**Aim of the exercise**
Return each line that holds the word "year".

--- start Exercise data ---

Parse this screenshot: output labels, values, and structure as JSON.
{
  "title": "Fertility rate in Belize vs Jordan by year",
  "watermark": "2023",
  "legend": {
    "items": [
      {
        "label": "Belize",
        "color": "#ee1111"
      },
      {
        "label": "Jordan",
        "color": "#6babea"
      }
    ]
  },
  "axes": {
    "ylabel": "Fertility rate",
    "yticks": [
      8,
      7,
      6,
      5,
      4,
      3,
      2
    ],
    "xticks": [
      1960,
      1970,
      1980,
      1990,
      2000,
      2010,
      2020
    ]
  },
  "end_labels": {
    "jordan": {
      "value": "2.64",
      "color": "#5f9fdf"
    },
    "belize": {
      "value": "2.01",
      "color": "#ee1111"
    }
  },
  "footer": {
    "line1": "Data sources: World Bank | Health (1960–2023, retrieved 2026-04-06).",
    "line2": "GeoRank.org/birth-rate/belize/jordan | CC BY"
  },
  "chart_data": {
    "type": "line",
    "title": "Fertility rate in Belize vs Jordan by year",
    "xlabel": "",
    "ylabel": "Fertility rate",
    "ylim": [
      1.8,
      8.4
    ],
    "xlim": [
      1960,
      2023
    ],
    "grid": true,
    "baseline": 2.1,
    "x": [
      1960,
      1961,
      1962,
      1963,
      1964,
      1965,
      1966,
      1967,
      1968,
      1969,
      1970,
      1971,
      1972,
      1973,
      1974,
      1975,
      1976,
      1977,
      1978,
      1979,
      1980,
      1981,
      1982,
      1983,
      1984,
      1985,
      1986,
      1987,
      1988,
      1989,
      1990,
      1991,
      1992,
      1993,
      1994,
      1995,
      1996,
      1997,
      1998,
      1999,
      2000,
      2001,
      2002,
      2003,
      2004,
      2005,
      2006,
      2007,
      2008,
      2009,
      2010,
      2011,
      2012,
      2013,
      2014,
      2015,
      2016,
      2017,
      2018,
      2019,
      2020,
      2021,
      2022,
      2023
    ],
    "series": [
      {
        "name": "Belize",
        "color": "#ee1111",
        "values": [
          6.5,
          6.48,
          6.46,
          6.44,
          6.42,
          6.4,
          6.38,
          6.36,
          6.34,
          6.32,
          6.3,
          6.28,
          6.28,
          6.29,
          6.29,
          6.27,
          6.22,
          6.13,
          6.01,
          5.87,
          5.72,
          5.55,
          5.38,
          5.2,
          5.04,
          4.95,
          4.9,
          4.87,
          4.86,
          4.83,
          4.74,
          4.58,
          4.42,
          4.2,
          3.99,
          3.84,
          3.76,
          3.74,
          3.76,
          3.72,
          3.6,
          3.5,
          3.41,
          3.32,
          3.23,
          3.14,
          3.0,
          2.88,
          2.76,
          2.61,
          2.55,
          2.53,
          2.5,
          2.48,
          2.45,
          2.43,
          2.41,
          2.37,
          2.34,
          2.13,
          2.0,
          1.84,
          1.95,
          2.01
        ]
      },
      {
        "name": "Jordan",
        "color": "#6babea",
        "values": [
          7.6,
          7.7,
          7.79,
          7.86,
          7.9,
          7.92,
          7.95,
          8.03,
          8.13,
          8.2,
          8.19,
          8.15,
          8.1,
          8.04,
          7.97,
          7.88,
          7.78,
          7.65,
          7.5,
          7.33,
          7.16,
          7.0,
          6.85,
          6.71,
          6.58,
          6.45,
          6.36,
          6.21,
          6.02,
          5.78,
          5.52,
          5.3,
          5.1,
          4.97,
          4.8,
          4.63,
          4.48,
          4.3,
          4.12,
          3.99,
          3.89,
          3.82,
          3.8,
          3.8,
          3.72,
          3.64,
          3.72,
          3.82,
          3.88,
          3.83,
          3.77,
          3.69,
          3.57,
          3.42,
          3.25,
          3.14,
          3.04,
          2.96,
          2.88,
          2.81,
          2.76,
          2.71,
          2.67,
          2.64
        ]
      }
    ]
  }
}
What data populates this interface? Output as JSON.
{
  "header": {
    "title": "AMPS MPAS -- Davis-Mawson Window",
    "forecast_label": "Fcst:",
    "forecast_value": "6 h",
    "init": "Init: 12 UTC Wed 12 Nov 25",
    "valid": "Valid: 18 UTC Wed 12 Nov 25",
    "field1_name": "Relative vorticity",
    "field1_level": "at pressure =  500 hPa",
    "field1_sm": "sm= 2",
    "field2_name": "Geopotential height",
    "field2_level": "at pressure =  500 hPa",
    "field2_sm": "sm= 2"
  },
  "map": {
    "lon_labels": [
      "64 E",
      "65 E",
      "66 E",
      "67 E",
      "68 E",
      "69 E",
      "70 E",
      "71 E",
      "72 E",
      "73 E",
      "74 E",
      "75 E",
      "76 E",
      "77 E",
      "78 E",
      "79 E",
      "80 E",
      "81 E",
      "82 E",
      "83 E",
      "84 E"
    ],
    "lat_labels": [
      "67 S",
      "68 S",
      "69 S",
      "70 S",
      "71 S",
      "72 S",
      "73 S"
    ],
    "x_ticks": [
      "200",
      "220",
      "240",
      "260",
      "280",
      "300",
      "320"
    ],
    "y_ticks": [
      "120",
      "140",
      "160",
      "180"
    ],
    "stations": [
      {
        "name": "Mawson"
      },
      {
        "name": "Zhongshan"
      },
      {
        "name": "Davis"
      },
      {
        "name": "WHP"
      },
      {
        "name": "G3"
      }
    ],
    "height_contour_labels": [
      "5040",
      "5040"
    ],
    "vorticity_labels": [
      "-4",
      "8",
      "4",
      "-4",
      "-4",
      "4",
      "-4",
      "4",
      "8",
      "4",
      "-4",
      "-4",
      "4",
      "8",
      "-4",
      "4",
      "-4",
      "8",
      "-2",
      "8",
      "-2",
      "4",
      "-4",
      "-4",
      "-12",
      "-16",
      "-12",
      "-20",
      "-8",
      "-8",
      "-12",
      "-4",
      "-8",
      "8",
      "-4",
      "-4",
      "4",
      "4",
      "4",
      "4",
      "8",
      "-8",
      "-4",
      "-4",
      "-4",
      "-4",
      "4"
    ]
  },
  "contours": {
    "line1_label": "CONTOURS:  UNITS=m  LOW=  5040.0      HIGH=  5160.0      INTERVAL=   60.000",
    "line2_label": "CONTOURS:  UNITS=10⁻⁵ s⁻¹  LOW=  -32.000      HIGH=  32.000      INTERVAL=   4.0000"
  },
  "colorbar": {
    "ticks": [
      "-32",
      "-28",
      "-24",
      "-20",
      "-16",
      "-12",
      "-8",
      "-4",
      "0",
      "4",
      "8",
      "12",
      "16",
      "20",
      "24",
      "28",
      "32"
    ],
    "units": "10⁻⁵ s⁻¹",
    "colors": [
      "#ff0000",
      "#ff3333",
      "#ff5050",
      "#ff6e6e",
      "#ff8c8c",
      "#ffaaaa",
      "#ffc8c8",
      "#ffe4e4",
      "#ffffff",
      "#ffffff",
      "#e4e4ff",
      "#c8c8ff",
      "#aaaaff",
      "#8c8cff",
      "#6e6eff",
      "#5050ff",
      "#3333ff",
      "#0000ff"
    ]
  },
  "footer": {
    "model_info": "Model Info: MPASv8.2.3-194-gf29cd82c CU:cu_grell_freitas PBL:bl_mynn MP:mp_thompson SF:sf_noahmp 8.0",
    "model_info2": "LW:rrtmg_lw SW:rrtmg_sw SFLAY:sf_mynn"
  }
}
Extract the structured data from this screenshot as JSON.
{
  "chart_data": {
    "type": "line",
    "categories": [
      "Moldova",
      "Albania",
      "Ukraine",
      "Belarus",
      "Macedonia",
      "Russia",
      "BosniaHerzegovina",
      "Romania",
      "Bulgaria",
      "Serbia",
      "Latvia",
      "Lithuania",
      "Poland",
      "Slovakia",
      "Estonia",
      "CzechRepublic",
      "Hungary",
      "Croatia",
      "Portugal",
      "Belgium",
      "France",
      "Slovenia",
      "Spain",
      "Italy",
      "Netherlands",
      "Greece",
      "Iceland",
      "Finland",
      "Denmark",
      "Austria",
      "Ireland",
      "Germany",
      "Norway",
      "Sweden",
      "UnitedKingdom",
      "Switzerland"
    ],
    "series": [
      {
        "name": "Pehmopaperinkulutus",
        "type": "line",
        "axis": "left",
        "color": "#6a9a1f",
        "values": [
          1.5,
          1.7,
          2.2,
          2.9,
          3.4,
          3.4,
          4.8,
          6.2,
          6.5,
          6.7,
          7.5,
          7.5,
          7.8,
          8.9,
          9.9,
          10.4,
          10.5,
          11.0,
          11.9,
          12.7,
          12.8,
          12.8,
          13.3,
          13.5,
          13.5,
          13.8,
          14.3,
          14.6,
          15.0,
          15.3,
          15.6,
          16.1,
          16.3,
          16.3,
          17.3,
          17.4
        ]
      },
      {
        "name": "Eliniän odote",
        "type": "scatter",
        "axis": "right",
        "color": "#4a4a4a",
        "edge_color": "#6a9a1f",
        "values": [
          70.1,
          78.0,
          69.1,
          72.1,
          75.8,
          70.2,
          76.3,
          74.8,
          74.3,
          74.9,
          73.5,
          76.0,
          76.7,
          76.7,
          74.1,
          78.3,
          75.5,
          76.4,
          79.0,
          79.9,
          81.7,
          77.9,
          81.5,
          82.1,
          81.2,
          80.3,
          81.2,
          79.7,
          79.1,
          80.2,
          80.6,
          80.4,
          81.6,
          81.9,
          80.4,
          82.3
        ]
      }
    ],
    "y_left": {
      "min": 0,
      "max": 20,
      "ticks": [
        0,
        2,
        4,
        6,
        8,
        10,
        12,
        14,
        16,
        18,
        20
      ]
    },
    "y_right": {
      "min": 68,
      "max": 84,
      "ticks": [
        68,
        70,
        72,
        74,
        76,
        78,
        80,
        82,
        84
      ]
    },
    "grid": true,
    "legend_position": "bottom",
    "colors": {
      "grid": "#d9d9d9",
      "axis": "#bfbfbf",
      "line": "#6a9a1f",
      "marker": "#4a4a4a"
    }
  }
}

--- end Exercise data ---

**Correct response**
  "title": "Fertility rate in Belize vs Jordan by year",
    "title": "Fertility rate in Belize vs Jordan by year",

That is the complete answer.